Every line below is to be quoted exactly, with nothing added or dropped.

====== Data extract

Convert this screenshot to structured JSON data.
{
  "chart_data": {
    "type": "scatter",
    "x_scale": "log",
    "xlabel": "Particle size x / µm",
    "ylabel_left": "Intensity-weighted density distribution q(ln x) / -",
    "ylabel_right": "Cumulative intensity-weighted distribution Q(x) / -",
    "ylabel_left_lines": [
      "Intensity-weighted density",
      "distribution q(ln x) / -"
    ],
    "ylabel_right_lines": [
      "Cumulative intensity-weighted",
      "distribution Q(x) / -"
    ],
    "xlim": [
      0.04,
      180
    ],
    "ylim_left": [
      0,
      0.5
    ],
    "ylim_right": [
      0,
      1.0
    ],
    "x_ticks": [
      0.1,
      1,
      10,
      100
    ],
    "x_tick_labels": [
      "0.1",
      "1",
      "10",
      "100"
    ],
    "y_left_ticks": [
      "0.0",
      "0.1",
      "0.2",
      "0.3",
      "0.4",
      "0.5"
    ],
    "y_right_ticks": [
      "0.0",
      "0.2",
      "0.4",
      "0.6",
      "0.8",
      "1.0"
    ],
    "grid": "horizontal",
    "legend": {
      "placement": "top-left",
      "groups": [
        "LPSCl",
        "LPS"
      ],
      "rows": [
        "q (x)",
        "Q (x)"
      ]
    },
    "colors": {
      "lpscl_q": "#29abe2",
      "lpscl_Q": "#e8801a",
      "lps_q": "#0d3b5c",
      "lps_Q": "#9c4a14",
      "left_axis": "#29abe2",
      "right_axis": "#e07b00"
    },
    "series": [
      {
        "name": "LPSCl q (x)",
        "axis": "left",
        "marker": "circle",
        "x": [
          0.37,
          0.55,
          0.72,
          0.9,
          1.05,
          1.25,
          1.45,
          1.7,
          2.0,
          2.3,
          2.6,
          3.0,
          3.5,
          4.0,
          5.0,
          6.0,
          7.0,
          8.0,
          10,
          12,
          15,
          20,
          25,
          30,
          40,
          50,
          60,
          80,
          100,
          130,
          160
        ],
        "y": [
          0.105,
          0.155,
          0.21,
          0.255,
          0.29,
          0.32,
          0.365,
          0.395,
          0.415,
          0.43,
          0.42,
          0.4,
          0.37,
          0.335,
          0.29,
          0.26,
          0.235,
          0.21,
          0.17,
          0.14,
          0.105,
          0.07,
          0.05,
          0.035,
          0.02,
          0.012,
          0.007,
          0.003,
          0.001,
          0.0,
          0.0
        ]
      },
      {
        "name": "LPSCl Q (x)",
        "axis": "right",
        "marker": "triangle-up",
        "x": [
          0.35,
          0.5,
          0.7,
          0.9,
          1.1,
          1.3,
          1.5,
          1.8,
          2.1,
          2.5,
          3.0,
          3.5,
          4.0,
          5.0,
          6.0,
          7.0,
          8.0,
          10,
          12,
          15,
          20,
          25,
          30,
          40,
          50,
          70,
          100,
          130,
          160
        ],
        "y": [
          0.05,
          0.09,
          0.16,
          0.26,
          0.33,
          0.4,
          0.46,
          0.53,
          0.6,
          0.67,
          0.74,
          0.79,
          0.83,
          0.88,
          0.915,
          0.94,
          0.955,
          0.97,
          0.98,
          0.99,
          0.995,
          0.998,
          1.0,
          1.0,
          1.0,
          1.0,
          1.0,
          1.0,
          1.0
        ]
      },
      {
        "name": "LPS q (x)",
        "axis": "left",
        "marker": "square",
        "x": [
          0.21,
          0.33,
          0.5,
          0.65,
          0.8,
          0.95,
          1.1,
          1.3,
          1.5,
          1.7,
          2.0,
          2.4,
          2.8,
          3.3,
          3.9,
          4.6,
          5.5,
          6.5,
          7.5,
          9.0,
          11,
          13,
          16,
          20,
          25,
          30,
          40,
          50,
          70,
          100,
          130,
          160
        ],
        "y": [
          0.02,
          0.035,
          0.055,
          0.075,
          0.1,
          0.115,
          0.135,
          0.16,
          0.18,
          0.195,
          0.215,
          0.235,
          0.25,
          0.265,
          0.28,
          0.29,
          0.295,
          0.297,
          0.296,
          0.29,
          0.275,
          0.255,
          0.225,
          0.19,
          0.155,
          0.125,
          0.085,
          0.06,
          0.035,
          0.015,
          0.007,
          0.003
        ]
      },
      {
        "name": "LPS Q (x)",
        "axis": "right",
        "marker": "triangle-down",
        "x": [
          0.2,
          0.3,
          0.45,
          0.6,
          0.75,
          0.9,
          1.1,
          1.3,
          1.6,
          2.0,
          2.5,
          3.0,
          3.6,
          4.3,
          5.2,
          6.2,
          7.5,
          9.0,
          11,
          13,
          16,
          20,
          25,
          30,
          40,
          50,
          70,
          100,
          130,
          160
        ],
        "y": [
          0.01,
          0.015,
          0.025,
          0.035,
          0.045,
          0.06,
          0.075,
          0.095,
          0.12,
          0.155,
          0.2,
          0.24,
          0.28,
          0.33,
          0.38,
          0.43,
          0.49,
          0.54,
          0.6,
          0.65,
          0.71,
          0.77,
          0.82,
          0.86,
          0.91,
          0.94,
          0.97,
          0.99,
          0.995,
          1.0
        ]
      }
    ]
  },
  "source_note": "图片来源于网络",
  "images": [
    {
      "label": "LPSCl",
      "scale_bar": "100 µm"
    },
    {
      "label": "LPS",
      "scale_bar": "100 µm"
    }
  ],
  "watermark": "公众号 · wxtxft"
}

============

Answer in full:
Convert this screenshot to structured JSON data.
{
  "chart_data": {
    "type": "scatter",
    "x_scale": "log",
    "xlabel": "Particle size x / µm",
    "ylabel_left": "Intensity-weighted density distribution q(ln x) / -",
    "ylabel_right": "Cumulative intensity-weighted distribution Q(x) / -",
    "ylabel_left_lines": [
      "Intensity-weighted density",
      "distribution q(ln x) / -"
    ],
    "ylabel_right_lines": [
      "Cumulative intensity-weighted",
      "distribution Q(x) / -"
    ],
    "xlim": [
      0.04,
      180
    ],
    "ylim_left": [
      0,
      0.5
    ],
    "ylim_right": [
      0,
      1.0
    ],
    "x_ticks": [
      0.1,
      1,
      10,
      100
    ],
    "x_tick_labels": [
      "0.1",
      "1",
      "10",
      "100"
    ],
    "y_left_ticks": [
      "0.0",
      "0.1",
      "0.2",
      "0.3",
      "0.4",
      "0.5"
    ],
    "y_right_ticks": [
      "0.0",
      "0.2",
      "0.4",
      "0.6",
      "0.8",
      "1.0"
    ],
    "grid": "horizontal",
    "legend": {
      "placement": "top-left",
      "groups": [
        "LPSCl",
        "LPS"
      ],
      "rows": [
        "q (x)",
        "Q (x)"
      ]
    },
    "colors": {
      "lpscl_q": "#29abe2",
      "lpscl_Q": "#e8801a",
      "lps_q": "#0d3b5c",
      "lps_Q": "#9c4a14",
      "left_axis": "#29abe2",
      "right_axis": "#e07b00"
    },
    "series": [
      {
        "name": "LPSCl q (x)",
        "axis": "left",
        "marker": "circle",
        "x": [
          0.37,
          0.55,
          0.72,
          0.9,
          1.05,
          1.25,
          1.45,
          1.7,
          2.0,
          2.3,
          2.6,
          3.0,
          3.5,
          4.0,
          5.0,
          6.0,
          7.0,
          8.0,
          10,
          12,
          15,
          20,
          25,
          30,
          40,
          50,
          60,
          80,
          100,
          130,
          160
        ],
        "y": [
          0.105,
          0.155,
          0.21,
          0.255,
          0.29,
          0.32,
          0.365,
          0.395,
          0.415,
          0.43,
          0.42,
          0.4,
          0.37,
          0.335,
          0.29,
          0.26,
          0.235,
          0.21,
          0.17,
          0.14,
          0.105,
          0.07,
          0.05,
          0.035,
          0.02,
          0.012,
          0.007,
          0.003,
          0.001,
          0.0,
          0.0
        ]
      },
      {
        "name": "LPSCl Q (x)",
        "axis": "right",
        "marker": "triangle-up",
        "x": [
          0.35,
          0.5,
          0.7,
          0.9,
          1.1,
          1.3,
          1.5,
          1.8,
          2.1,
          2.5,
          3.0,
          3.5,
          4.0,
          5.0,
          6.0,
          7.0,
          8.0,
          10,
          12,
          15,
          20,
          25,
          30,
          40,
          50,
          70,
          100,
          130,
          160
        ],
        "y": [
          0.05,
          0.09,
          0.16,
          0.26,
          0.33,
          0.4,
          0.46,
          0.53,
          0.6,
          0.67,
          0.74,
          0.79,
          0.83,
          0.88,
          0.915,
          0.94,
          0.955,
          0.97,
          0.98,
          0.99,
          0.995,
          0.998,
          1.0,
          1.0,
          1.0,
          1.0,
          1.0,
          1.0,
          1.0
        ]
      },
      {
        "name": "LPS q (x)",
        "axis": "left",
        "marker": "square",
        "x": [
          0.21,
          0.33,
          0.5,
          0.65,
          0.8,
          0.95,
          1.1,
          1.3,
          1.5,
          1.7,
          2.0,
          2.4,
          2.8,
          3.3,
          3.9,
          4.6,
          5.5,
          6.5,
          7.5,
          9.0,
          11,
          13,
          16,
          20,
          25,
          30,
          40,
          50,
          70,
          100,
          130,
          160
        ],
        "y": [
          0.02,
          0.035,
          0.055,
          0.075,
          0.1,
          0.115,
          0.135,
          0.16,
          0.18,
          0.195,
          0.215,
          0.235,
          0.25,
          0.265,
          0.28,
          0.29,
          0.295,
          0.297,
          0.296,
          0.29,
          0.275,
          0.255,
          0.225,
          0.19,
          0.155,
          0.125,
          0.085,
          0.06,
          0.035,
          0.015,
          0.007,
          0.003
        ]
      },
      {
        "name": "LPS Q (x)",
        "axis": "right",
        "marker": "triangle-down",
        "x": [
          0.2,
          0.3,
          0.45,
          0.6,
          0.75,
          0.9,
          1.1,
          1.3,
          1.6,
          2.0,
          2.5,
          3.0,
          3.6,
          4.3,
          5.2,
          6.2,
          7.5,
          9.0,
          11,
          13,
          16,
          20,
          25,
          30,
          40,
          50,
          70,
          100,
          130,
          160
        ],
        "y": [
          0.01,
          0.015,
          0.025,
          0.035,
          0.045,
          0.06,
          0.075,
          0.095,
          0.12,
          0.155,
          0.2,
          0.24,
          0.28,
          0.33,
          0.38,
          0.43,
          0.49,
          0.54,
          0.6,
          0.65,
          0.71,
          0.77,
          0.82,
          0.86,
          0.91,
          0.94,
          0.97,
          0.99,
          0.995,
          1.0
        ]
      }
    ]
  },
  "source_note": "图片来源于网络",
  "images": [
    {
      "label": "LPSCl",
      "scale_bar": "100 µm"
    },
    {
      "label": "LPS",
      "scale_bar": "100 µm"
    }
  ],
  "watermark": "公众号 · wxtxft"
}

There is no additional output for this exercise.